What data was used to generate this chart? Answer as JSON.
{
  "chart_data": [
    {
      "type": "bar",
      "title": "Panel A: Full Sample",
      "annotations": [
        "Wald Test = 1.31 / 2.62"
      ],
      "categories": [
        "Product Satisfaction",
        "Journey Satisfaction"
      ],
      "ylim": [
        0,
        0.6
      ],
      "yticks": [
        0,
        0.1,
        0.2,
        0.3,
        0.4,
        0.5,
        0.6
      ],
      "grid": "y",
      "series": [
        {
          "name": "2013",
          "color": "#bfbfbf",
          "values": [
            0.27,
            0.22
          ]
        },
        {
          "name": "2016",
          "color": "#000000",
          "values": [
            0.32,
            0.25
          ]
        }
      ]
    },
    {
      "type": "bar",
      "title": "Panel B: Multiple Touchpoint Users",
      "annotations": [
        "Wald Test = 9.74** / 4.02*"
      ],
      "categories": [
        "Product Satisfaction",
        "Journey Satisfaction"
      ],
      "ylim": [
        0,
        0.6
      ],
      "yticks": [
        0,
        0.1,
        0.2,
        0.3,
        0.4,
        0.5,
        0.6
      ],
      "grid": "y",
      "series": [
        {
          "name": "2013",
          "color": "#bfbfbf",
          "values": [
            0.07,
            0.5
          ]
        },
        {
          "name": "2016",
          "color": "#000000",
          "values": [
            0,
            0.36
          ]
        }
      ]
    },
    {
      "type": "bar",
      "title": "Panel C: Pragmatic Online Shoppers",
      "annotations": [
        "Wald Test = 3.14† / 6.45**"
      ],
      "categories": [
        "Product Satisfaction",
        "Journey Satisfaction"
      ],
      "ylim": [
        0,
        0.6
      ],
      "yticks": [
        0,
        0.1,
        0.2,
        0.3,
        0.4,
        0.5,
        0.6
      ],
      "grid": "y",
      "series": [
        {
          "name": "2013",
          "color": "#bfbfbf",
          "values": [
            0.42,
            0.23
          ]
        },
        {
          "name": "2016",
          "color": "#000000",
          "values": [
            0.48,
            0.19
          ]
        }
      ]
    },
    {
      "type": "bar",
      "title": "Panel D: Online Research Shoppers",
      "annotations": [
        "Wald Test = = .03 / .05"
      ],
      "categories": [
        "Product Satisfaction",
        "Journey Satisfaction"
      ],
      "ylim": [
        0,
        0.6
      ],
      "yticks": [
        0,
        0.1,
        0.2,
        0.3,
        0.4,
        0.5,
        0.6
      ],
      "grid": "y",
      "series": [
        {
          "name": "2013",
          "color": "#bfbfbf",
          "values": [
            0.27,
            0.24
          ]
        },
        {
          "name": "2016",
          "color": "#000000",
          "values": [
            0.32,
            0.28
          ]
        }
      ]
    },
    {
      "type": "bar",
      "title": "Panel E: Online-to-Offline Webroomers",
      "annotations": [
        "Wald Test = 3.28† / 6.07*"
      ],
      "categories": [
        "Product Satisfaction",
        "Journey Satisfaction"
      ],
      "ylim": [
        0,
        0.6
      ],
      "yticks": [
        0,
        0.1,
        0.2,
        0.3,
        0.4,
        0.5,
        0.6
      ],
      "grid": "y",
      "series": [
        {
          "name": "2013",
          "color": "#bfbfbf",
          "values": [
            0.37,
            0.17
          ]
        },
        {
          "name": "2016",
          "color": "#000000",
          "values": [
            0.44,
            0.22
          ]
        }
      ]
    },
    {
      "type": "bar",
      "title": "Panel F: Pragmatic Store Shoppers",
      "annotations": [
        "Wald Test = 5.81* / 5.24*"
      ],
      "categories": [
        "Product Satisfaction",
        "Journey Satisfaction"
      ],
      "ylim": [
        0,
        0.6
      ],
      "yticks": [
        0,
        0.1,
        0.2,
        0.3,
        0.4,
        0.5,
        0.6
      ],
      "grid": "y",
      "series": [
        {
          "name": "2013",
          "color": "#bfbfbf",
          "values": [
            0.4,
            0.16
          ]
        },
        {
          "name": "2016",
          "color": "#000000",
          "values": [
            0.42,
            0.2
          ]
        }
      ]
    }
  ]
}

··········

◆ **TASK REQUIREMENTS**
Faithfully reproduce all of the records, character for character.

◆ **OUTPUT OF THE EXERCISE**
What data was used to generate this chart? Answer as JSON.
{
  "chart_data": [
    {
      "type": "bar",
      "title": "Panel A: Full Sample",
      "annotations": [
        "Wald Test = 1.31 / 2.62"
      ],
      "categories": [
        "Product Satisfaction",
        "Journey Satisfaction"
      ],
      "ylim": [
        0,
        0.6
      ],
      "yticks": [
        0,
        0.1,
        0.2,
        0.3,
        0.4,
        0.5,
        0.6
      ],
      "grid": "y",
      "series": [
        {
          "name": "2013",
          "color": "#bfbfbf",
          "values": [
            0.27,
            0.22
          ]
        },
        {
          "name": "2016",
          "color": "#000000",
          "values": [
            0.32,
            0.25
          ]
        }
      ]
    },
    {
      "type": "bar",
      "title": "Panel B: Multiple Touchpoint Users",
      "annotations": [
        "Wald Test = 9.74** / 4.02*"
      ],
      "categories": [
        "Product Satisfaction",
        "Journey Satisfaction"
      ],
      "ylim": [
        0,
        0.6
      ],
      "yticks": [
        0,
        0.1,
        0.2,
        0.3,
        0.4,
        0.5,
        0.6
      ],
      "grid": "y",
      "series": [
        {
          "name": "2013",
          "color": "#bfbfbf",
          "values": [
            0.07,
            0.5
          ]
        },
        {
          "name": "2016",
          "color": "#000000",
          "values": [
            0,
            0.36
          ]
        }
      ]
    },
    {
      "type": "bar",
      "title": "Panel C: Pragmatic Online Shoppers",
      "annotations": [
        "Wald Test = 3.14† / 6.45**"
      ],
      "categories": [
        "Product Satisfaction",
        "Journey Satisfaction"
      ],
      "ylim": [
        0,
        0.6
      ],
      "yticks": [
        0,
        0.1,
        0.2,
        0.3,
        0.4,
        0.5,
        0.6
      ],
      "grid": "y",
      "series": [
        {
          "name": "2013",
          "color": "#bfbfbf",
          "values": [
            0.42,
            0.23
          ]
        },
        {
          "name": "2016",
          "color": "#000000",
          "values": [
            0.48,
            0.19
          ]
        }
      ]
    },
    {
      "type": "bar",
      "title": "Panel D: Online Research Shoppers",
      "annotations": [
        "Wald Test = = .03 / .05"
      ],
      "categories": [
        "Product Satisfaction",
        "Journey Satisfaction"
      ],
      "ylim": [
        0,
        0.6
      ],
      "yticks": [
        0,
        0.1,
        0.2,
        0.3,
        0.4,
        0.5,
        0.6
      ],
      "grid": "y",
      "series": [
        {
          "name": "2013",
          "color": "#bfbfbf",
          "values": [
            0.27,
            0.24
          ]
        },
        {
          "name": "2016",
          "color": "#000000",
          "values": [
            0.32,
            0.28
          ]
        }
      ]
    },
    {
      "type": "bar",
      "title": "Panel E: Online-to-Offline Webroomers",
      "annotations": [
        "Wald Test = 3.28† / 6.07*"
      ],
      "categories": [
        "Product Satisfaction",
        "Journey Satisfaction"
      ],
      "ylim": [
        0,
        0.6
      ],
      "yticks": [
        0,
        0.1,
        0.2,
        0.3,
        0.4,
        0.5,
        0.6
      ],
      "grid": "y",
      "series": [
        {
          "name": "2013",
          "color": "#bfbfbf",
          "values": [
            0.37,
            0.17
          ]
        },
        {
          "name": "2016",
          "color": "#000000",
          "values": [
            0.44,
            0.22
          ]
        }
      ]
    },
    {
      "type": "bar",
      "title": "Panel F: Pragmatic Store Shoppers",
      "annotations": [
        "Wald Test = 5.81* / 5.24*"
      ],
      "categories": [
        "Product Satisfaction",
        "Journey Satisfaction"
      ],
      "ylim": [
        0,
        0.6
      ],
      "yticks": [
        0,
        0.1,
        0.2,
        0.3,
        0.4,
        0.5,
        0.6
      ],
      "grid": "y",
      "series": [
        {
          "name": "2013",
          "color": "#bfbfbf",
          "values": [
            0.4,
            0.16
          ]
        },
        {
          "name": "2016",
          "color": "#000000",
          "values": [
            0.42,
            0.2
          ]
        }
      ]
    }
  ]
}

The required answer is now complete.